● **TASK OBJECTIVE**: Pull out every line with the word "value".

— START —

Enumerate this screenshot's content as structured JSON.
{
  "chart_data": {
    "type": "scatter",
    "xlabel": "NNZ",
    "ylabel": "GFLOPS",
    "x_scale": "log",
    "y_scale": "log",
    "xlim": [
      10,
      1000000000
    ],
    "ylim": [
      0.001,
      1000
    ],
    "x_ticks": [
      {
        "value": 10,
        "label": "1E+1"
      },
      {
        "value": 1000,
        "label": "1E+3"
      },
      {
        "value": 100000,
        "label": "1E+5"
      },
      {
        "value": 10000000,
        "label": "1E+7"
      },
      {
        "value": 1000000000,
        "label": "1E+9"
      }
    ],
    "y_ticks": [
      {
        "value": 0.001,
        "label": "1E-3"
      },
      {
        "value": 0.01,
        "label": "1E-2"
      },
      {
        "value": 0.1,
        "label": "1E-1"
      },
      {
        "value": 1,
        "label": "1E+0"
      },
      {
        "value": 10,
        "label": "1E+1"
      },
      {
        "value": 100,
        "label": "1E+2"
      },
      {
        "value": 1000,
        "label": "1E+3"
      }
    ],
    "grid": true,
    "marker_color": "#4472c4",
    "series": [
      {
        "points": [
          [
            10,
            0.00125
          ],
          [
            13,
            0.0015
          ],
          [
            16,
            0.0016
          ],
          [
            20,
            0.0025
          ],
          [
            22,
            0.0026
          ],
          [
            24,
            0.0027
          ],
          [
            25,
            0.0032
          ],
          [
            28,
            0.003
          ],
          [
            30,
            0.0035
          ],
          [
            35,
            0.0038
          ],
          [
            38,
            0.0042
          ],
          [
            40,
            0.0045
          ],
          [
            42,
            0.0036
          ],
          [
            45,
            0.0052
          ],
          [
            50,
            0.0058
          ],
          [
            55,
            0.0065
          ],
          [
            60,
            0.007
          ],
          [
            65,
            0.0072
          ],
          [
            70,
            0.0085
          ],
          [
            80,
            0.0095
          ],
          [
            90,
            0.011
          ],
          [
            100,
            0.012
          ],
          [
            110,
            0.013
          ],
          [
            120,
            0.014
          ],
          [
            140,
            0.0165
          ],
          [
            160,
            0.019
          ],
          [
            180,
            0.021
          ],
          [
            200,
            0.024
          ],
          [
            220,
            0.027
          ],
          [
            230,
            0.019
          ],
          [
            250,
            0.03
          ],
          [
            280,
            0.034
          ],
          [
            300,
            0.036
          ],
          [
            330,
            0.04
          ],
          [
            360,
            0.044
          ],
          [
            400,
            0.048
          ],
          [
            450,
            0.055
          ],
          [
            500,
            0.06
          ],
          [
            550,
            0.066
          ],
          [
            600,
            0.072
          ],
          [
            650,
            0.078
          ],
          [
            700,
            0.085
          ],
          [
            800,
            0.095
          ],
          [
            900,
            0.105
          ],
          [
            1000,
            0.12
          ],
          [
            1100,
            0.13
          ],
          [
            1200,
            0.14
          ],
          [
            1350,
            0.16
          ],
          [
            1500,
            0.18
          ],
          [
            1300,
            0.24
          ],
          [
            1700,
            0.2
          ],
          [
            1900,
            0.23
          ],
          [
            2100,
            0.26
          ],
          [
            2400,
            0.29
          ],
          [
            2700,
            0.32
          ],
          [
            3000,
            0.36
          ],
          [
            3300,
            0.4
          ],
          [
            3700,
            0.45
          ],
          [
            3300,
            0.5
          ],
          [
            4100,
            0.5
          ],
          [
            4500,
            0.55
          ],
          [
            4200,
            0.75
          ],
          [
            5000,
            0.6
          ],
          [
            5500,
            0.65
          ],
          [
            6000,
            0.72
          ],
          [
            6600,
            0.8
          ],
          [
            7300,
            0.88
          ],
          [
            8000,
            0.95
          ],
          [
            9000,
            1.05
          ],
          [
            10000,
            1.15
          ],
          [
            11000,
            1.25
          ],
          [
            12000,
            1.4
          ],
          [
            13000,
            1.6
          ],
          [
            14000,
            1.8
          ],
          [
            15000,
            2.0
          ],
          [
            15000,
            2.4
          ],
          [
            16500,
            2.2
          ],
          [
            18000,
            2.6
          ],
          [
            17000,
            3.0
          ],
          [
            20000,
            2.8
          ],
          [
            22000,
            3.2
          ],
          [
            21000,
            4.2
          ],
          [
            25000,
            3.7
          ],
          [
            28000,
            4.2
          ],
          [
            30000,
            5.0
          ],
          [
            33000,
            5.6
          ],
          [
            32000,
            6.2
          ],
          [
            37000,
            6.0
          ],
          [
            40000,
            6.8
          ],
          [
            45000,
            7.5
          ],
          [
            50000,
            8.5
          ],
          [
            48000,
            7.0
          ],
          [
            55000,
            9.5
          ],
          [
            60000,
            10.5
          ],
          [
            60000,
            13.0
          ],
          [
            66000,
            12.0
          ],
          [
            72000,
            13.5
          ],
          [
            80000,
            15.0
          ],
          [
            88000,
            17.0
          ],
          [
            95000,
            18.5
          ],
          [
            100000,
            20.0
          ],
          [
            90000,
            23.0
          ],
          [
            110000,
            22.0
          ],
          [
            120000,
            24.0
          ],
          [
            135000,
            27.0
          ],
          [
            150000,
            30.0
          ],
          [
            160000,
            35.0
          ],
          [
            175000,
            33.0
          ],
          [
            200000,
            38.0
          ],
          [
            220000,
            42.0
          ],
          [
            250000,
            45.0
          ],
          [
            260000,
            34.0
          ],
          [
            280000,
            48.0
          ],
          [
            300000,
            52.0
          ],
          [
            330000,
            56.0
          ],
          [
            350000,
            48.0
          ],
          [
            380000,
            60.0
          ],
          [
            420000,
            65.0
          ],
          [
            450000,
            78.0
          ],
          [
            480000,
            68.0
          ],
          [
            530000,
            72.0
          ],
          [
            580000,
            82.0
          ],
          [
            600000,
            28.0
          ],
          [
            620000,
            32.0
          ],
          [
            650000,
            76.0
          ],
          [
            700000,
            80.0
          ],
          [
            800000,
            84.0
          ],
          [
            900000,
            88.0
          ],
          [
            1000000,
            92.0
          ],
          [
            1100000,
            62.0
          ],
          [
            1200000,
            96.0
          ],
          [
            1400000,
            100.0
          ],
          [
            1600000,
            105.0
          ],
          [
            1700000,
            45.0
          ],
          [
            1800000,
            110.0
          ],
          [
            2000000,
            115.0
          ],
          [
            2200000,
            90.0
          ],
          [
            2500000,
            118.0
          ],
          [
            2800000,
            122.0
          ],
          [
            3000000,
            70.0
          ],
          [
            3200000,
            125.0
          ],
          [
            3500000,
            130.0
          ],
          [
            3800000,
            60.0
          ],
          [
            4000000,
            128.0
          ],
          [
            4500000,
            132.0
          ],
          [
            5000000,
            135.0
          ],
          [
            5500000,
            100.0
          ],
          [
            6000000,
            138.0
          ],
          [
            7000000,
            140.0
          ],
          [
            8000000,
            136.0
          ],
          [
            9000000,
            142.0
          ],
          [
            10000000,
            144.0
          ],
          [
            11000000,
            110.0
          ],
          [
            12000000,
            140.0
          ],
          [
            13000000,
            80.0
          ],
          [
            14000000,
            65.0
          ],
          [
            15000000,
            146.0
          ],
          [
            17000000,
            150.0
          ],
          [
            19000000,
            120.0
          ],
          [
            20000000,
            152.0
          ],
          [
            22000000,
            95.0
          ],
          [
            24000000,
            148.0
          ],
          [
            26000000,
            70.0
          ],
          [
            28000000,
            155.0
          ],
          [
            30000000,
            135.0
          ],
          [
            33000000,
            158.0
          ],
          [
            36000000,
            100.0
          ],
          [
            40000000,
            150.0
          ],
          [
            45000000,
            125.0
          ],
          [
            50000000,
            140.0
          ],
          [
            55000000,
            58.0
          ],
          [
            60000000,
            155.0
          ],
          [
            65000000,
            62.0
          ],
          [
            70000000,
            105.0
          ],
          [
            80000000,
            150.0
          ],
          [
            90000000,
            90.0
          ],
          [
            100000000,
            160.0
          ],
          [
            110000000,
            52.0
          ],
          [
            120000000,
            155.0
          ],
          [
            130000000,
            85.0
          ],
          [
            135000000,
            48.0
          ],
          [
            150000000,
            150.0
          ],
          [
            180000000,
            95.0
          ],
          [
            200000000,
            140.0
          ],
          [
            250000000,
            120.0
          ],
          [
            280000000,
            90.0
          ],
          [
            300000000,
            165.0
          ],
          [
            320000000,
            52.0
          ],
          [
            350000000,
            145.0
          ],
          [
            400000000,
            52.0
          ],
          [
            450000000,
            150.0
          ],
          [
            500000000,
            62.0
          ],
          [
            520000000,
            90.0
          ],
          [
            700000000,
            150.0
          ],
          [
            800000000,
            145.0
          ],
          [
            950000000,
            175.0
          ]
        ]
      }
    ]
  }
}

— END —

● **TASK OUTPUT**:
        "value": 10,
        "value": 1000,
        "value": 100000,
        "value": 10000000,
        "value": 1000000000,
        "value": 0.001,
        "value": 0.01,
        "value": 0.1,
        "value": 1,
        "value": 10,
        "value": 100,
        "value": 1000,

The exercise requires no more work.